Dataset items:
····················
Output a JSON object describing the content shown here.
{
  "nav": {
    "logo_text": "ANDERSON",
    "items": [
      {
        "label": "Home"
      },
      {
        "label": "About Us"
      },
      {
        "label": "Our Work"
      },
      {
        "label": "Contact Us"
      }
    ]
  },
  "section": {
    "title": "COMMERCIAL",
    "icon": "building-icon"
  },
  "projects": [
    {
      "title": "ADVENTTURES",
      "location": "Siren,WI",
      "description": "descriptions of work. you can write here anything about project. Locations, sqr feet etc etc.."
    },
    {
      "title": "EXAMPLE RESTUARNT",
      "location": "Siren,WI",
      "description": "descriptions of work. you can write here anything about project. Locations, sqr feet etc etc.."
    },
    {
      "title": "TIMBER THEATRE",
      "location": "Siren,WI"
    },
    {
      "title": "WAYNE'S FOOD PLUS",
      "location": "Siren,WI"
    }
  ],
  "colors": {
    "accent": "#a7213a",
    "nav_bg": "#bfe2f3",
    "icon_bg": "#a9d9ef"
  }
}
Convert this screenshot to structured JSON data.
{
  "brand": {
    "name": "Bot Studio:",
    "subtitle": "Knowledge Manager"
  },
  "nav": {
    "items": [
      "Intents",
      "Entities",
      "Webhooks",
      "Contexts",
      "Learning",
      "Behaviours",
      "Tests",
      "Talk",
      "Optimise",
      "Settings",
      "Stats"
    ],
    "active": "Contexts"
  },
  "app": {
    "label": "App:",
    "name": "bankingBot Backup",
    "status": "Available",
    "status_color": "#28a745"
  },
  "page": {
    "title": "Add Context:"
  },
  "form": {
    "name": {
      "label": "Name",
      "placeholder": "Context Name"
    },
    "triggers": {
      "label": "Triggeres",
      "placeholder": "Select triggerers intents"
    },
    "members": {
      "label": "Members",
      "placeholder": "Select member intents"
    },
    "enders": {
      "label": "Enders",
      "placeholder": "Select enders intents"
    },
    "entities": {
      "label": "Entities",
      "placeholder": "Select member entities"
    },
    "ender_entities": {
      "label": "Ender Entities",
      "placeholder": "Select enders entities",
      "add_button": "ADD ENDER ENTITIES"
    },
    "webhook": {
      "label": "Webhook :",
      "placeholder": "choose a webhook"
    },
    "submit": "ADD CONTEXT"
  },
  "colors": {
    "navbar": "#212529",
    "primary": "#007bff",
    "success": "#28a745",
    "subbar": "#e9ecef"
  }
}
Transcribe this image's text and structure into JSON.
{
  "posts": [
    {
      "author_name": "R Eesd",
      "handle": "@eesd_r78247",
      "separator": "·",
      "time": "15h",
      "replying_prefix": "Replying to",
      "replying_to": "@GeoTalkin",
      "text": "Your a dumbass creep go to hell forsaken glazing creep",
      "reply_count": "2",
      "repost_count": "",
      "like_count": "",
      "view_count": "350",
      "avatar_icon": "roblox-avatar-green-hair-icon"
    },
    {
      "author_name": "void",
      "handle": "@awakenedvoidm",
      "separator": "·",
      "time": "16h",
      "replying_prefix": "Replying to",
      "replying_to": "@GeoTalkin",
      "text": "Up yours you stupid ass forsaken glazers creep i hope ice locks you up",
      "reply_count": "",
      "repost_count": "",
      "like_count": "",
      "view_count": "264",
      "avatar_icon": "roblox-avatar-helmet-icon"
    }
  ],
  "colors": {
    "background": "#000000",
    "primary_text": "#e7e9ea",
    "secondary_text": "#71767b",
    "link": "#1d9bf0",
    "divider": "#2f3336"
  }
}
····················
Written exercise: Repeat every record exactly as written, please.

Response to the task:
Output a JSON object describing the content shown here.
{
  "nav": {
    "logo_text": "ANDERSON",
    "items": [
      {
        "label": "Home"
      },
      {
        "label": "About Us"
      },
      {
        "label": "Our Work"
      },
      {
        "label": "Contact Us"
      }
    ]
  },
  "section": {
    "title": "COMMERCIAL",
    "icon": "building-icon"
  },
  "projects": [
    {
      "title": "ADVENTTURES",
      "location": "Siren,WI",
      "description": "descriptions of work. you can write here anything about project. Locations, sqr feet etc etc.."
    },
    {
      "title": "EXAMPLE RESTUARNT",
      "location": "Siren,WI",
      "description": "descriptions of work. you can write here anything about project. Locations, sqr feet etc etc.."
    },
    {
      "title": "TIMBER THEATRE",
      "location": "Siren,WI"
    },
    {
      "title": "WAYNE'S FOOD PLUS",
      "location": "Siren,WI"
    }
  ],
  "colors": {
    "accent": "#a7213a",
    "nav_bg": "#bfe2f3",
    "icon_bg": "#a9d9ef"
  }
}
Convert this screenshot to structured JSON data.
{
  "brand": {
    "name": "Bot Studio:",
    "subtitle": "Knowledge Manager"
  },
  "nav": {
    "items": [
      "Intents",
      "Entities",
      "Webhooks",
      "Contexts",
      "Learning",
      "Behaviours",
      "Tests",
      "Talk",
      "Optimise",
      "Settings",
      "Stats"
    ],
    "active": "Contexts"
  },
  "app": {
    "label": "App:",
    "name": "bankingBot Backup",
    "status": "Available",
    "status_color": "#28a745"
  },
  "page": {
    "title": "Add Context:"
  },
  "form": {
    "name": {
      "label": "Name",
      "placeholder": "Context Name"
    },
    "triggers": {
      "label": "Triggeres",
      "placeholder": "Select triggerers intents"
    },
    "members": {
      "label": "Members",
      "placeholder": "Select member intents"
    },
    "enders": {
      "label": "Enders",
      "placeholder": "Select enders intents"
    },
    "entities": {
      "label": "Entities",
      "placeholder": "Select member entities"
    },
    "ender_entities": {
      "label": "Ender Entities",
      "placeholder": "Select enders entities",
      "add_button": "ADD ENDER ENTITIES"
    },
    "webhook": {
      "label": "Webhook :",
      "placeholder": "choose a webhook"
    },
    "submit": "ADD CONTEXT"
  },
  "colors": {
    "navbar": "#212529",
    "primary": "#007bff",
    "success": "#28a745",
    "subbar": "#e9ecef"
  }
}
Transcribe this image's text and structure into JSON.
{
  "posts": [
    {
      "author_name": "R Eesd",
      "handle": "@eesd_r78247",
      "separator": "·",
      "time": "15h",
      "replying_prefix": "Replying to",
      "replying_to": "@GeoTalkin",
      "text": "Your a dumbass creep go to hell forsaken glazing creep",
      "reply_count": "2",
      "repost_count": "",
      "like_count": "",
      "view_count": "350",
      "avatar_icon": "roblox-avatar-green-hair-icon"
    },
    {
      "author_name": "void",
      "handle": "@awakenedvoidm",
      "separator": "·",
      "time": "16h",
      "replying_prefix": "Replying to",
      "replying_to": "@GeoTalkin",
      "text": "Up yours you stupid ass forsaken glazers creep i hope ice locks you up",
      "reply_count": "",
      "repost_count": "",
      "like_count": "",
      "view_count": "264",
      "avatar_icon": "roblox-avatar-helmet-icon"
    }
  ],
  "colors": {
    "background": "#000000",
    "primary_text": "#e7e9ea",
    "secondary_text": "#71767b",
    "link": "#1d9bf0",
    "divider": "#2f3336"
  }
}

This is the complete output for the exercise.